● Aim: Return all lines below containing the word "document".

● Records shown:
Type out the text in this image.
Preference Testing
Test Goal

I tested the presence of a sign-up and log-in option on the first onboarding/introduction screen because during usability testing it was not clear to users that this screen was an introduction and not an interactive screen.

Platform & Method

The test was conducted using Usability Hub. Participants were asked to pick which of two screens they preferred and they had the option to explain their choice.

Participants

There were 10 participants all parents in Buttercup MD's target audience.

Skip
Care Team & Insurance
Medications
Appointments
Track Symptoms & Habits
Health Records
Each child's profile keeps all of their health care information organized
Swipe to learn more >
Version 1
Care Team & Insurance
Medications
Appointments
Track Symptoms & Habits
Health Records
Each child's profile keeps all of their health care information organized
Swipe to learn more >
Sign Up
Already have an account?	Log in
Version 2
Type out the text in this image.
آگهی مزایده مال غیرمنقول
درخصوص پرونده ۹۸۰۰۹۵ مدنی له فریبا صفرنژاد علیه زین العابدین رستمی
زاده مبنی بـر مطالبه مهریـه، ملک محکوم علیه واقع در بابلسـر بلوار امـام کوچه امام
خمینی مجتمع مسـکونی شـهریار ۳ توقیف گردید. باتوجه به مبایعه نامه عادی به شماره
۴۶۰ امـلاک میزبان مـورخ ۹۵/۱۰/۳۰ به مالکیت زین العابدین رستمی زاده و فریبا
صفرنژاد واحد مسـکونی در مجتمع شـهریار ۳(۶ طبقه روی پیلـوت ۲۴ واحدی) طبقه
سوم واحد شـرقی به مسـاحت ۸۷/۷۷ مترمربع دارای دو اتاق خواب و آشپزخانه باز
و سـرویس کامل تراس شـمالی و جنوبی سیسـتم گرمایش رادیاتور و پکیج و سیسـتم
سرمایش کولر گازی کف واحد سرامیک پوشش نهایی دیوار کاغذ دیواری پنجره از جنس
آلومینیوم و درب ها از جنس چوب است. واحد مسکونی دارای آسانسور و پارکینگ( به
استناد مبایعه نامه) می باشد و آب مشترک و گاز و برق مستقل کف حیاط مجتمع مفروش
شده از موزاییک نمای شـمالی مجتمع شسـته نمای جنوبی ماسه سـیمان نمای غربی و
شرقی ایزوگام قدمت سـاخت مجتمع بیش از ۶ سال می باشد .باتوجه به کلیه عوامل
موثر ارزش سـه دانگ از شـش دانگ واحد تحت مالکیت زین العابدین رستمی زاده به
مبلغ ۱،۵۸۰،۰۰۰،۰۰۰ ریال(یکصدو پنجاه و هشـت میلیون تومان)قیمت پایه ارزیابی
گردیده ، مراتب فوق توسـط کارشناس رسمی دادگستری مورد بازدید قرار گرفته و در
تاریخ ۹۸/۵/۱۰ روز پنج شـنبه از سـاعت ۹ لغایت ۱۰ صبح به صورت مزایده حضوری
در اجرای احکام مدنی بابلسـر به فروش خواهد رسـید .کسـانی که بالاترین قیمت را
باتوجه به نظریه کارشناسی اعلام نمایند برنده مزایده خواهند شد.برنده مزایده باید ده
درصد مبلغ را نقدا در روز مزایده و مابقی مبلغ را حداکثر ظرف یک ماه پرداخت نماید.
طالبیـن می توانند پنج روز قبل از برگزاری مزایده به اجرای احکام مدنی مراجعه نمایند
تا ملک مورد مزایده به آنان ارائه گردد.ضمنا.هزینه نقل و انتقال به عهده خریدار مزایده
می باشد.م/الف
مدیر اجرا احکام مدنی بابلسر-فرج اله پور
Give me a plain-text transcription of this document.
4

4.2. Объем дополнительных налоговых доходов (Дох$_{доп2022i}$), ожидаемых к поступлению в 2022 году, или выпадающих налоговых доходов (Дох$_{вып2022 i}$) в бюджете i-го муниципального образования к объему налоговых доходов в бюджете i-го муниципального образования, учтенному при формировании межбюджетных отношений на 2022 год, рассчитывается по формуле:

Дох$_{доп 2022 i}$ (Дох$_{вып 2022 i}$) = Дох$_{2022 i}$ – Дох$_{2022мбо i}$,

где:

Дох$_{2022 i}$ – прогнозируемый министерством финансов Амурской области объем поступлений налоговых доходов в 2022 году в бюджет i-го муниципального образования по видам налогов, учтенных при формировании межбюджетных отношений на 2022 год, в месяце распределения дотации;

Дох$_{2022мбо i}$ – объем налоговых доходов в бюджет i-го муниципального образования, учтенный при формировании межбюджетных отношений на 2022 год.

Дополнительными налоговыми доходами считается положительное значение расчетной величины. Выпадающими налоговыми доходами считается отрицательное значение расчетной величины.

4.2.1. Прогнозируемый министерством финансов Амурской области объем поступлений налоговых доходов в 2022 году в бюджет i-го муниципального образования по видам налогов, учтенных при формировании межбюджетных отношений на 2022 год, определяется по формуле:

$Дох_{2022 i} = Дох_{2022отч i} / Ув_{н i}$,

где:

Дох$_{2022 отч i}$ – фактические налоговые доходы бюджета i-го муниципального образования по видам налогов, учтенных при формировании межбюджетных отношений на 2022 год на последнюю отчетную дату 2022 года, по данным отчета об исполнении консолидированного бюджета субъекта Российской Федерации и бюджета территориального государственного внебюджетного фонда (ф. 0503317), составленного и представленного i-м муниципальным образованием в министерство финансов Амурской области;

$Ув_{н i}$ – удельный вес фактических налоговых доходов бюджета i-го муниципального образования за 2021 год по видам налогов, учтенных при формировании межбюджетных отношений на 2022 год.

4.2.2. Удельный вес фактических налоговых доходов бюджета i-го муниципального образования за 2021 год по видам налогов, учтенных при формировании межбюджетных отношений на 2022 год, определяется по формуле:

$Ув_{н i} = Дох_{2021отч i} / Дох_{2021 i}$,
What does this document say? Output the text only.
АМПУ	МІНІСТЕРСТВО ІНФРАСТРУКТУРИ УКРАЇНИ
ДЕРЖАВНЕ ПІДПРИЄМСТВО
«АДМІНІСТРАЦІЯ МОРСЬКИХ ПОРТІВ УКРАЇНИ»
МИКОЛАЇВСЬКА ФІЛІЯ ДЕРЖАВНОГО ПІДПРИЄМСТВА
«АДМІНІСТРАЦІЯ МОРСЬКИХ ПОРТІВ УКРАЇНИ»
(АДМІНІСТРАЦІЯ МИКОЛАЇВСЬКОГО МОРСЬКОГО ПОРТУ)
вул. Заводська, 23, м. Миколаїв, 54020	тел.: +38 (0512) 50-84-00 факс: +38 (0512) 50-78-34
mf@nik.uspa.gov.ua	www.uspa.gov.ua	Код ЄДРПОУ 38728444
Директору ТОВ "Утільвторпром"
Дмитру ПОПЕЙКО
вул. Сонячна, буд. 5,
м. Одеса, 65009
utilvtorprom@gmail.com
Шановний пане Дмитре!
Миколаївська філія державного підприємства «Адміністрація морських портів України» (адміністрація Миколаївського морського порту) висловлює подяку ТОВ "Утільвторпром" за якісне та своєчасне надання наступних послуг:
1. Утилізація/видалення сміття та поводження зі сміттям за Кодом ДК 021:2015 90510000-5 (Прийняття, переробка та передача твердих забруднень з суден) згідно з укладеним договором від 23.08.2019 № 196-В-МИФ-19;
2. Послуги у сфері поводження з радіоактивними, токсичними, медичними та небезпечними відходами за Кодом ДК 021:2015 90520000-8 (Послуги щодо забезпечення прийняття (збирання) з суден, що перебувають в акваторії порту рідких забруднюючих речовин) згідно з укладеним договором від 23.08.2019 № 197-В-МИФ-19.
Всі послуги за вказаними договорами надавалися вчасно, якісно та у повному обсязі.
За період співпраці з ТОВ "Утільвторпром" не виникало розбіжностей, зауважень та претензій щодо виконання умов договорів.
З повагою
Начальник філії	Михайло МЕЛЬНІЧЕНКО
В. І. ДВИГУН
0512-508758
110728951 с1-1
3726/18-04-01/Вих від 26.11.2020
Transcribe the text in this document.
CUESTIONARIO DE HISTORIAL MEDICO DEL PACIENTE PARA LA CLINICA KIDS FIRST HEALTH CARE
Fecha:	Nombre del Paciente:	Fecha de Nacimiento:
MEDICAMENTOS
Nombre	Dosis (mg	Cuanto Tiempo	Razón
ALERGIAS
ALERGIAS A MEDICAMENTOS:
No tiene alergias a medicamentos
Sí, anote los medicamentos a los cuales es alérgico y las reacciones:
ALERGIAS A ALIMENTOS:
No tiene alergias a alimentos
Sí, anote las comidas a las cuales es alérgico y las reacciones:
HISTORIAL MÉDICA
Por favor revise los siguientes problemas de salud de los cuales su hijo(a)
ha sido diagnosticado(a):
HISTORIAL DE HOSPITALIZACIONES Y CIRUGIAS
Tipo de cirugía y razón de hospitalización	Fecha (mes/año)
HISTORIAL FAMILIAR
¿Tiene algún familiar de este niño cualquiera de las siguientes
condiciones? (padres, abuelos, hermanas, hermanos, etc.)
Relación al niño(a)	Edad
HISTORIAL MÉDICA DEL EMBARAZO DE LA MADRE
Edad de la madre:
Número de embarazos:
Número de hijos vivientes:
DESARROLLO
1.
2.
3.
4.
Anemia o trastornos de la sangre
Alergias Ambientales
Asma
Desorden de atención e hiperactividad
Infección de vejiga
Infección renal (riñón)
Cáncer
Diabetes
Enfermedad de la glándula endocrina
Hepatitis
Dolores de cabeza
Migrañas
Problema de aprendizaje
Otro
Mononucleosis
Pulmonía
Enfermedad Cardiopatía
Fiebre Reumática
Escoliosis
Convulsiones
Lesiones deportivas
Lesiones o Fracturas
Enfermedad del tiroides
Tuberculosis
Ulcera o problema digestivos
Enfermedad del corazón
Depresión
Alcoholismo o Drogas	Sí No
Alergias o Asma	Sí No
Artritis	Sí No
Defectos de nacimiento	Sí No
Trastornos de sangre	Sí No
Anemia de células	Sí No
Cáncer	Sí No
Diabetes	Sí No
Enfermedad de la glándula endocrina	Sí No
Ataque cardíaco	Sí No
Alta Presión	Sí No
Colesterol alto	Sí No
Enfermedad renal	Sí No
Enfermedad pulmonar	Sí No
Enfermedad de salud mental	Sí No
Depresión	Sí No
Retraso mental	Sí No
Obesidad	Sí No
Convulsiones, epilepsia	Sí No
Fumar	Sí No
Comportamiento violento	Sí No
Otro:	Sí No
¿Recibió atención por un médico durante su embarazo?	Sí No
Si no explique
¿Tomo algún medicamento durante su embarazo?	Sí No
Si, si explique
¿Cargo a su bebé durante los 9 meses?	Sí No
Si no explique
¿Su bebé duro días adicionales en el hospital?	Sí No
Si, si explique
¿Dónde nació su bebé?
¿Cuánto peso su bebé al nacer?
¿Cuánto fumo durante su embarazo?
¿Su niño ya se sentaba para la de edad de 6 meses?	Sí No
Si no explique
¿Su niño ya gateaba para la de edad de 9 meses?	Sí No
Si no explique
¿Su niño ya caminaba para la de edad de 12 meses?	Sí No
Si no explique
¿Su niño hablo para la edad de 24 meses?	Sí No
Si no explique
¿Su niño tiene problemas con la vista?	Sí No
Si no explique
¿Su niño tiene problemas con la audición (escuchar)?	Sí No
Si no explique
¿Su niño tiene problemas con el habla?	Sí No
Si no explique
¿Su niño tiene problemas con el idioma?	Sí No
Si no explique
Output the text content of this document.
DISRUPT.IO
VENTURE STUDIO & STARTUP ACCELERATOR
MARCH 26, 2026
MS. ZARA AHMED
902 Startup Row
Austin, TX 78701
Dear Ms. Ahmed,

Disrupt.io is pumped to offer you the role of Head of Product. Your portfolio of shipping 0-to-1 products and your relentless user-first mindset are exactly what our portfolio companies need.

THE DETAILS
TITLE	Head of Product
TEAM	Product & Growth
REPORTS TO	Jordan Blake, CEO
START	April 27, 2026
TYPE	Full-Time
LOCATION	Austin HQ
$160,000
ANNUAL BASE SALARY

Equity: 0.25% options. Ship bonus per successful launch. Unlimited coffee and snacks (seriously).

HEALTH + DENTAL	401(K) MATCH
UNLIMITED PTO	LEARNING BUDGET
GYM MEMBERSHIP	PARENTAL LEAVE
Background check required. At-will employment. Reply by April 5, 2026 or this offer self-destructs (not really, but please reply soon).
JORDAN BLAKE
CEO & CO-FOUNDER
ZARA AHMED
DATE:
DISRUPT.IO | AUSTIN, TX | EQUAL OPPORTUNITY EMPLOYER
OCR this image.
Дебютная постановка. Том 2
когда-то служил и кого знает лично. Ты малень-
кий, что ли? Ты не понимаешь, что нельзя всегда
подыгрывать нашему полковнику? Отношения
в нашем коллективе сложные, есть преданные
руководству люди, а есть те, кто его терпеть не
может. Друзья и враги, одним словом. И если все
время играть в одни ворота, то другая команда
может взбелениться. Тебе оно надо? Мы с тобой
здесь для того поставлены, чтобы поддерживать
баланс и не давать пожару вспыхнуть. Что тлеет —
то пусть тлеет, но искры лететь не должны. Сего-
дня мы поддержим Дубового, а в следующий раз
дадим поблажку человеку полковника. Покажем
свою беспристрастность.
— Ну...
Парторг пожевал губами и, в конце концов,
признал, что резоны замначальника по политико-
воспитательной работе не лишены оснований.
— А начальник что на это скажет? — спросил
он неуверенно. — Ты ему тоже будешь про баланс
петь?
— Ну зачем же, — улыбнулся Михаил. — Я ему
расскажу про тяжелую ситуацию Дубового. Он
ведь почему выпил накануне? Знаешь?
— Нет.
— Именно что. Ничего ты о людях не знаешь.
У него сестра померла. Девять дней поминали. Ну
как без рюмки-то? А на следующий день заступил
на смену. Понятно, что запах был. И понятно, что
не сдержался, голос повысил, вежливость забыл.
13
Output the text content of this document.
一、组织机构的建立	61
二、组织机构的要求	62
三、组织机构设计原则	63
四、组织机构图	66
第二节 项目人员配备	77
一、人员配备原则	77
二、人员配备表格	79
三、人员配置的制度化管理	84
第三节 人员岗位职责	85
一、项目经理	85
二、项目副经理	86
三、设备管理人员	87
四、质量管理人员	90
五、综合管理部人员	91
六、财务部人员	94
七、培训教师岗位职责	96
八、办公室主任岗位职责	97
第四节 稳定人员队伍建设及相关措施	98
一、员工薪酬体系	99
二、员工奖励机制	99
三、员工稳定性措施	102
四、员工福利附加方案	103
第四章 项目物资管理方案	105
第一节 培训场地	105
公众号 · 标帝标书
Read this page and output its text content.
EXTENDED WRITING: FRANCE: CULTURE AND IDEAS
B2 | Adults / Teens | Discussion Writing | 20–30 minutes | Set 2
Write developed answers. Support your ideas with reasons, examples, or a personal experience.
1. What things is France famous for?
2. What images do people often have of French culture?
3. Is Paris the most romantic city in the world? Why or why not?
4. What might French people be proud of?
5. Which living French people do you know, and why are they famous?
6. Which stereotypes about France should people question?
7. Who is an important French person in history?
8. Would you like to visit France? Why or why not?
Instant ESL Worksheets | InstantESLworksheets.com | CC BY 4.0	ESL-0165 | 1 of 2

● The completed task:
Give me a plain-text transcription of this document.
What does this document say? Output the text only.
Transcribe the text in this document.
Output the text content of this document.
Output the text content of this document.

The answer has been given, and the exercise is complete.